* [What to produce]:
Extract every line of the material that holds the string "most".

* [Extracted information]:

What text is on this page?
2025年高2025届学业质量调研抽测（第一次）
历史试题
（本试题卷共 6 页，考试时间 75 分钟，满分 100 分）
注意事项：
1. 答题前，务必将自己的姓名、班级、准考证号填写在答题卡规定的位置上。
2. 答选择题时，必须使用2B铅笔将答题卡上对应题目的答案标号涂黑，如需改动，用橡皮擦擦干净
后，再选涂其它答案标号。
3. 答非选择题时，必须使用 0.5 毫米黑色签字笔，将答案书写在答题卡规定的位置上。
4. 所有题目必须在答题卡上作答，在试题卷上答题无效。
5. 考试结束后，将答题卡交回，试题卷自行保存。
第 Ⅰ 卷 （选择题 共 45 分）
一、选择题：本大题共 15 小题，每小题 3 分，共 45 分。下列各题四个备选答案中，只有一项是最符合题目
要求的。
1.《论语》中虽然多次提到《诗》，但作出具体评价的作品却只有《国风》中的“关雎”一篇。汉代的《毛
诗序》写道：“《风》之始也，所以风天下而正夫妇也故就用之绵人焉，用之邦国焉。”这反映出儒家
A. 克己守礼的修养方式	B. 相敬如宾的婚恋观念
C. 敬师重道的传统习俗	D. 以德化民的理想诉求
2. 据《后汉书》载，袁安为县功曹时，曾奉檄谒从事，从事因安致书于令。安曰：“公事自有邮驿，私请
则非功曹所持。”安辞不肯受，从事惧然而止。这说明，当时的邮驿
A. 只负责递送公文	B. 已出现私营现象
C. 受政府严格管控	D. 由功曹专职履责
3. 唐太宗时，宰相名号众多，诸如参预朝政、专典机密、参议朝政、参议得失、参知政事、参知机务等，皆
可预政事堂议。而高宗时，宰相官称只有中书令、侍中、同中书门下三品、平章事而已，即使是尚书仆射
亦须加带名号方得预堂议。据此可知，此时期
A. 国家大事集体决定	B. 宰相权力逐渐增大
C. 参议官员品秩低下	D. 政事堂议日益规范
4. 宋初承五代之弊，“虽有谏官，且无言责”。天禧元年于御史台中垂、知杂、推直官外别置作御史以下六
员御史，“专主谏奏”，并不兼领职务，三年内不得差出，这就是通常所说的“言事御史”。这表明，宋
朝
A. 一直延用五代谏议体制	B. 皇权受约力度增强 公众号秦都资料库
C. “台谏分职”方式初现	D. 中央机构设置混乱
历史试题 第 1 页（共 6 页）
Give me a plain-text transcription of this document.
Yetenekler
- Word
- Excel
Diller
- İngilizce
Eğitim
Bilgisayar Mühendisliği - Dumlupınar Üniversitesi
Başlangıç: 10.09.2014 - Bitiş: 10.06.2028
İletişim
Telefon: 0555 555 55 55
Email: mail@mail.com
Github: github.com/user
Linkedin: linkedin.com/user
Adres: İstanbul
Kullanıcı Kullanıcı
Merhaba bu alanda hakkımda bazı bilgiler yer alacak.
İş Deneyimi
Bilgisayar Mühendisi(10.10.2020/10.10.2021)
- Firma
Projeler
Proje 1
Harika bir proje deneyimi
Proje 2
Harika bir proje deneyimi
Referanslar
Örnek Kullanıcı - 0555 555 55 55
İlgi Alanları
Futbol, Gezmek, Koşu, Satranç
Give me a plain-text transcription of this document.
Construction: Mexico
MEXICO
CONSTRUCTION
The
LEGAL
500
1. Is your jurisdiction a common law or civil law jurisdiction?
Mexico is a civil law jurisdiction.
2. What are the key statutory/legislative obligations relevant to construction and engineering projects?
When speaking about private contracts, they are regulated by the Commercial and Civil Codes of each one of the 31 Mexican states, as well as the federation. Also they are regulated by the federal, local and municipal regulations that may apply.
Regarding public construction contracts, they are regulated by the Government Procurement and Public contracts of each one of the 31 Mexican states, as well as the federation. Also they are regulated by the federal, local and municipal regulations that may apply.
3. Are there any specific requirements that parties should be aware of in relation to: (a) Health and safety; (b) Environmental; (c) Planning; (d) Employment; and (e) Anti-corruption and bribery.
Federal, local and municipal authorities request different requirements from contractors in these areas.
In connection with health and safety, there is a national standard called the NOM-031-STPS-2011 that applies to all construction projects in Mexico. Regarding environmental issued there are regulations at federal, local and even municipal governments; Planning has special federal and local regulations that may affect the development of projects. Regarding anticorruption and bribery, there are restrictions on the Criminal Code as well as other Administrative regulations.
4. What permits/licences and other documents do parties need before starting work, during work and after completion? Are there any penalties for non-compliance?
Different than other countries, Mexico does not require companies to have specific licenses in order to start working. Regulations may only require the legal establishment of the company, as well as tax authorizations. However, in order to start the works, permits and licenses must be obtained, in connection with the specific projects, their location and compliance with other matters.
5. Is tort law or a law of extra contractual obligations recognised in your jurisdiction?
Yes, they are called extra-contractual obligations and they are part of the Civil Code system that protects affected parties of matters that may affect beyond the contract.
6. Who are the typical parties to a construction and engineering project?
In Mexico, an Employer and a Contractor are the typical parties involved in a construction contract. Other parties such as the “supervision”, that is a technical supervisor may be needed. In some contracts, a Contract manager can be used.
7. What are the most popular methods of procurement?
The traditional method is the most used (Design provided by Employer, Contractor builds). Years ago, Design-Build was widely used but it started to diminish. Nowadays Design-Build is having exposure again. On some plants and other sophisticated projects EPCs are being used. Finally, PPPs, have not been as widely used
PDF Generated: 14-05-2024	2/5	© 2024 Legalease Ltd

* [Reply to the task]:
7. What are the most popular methods of procurement?
The traditional method is the most used (Design provided by Employer, Contractor builds). Years ago, Design-Build was widely used but it started to diminish. Nowadays Design-Build is having exposure again. On some plants and other sophisticated projects EPCs are being used. Finally, PPPs, have not been as widely used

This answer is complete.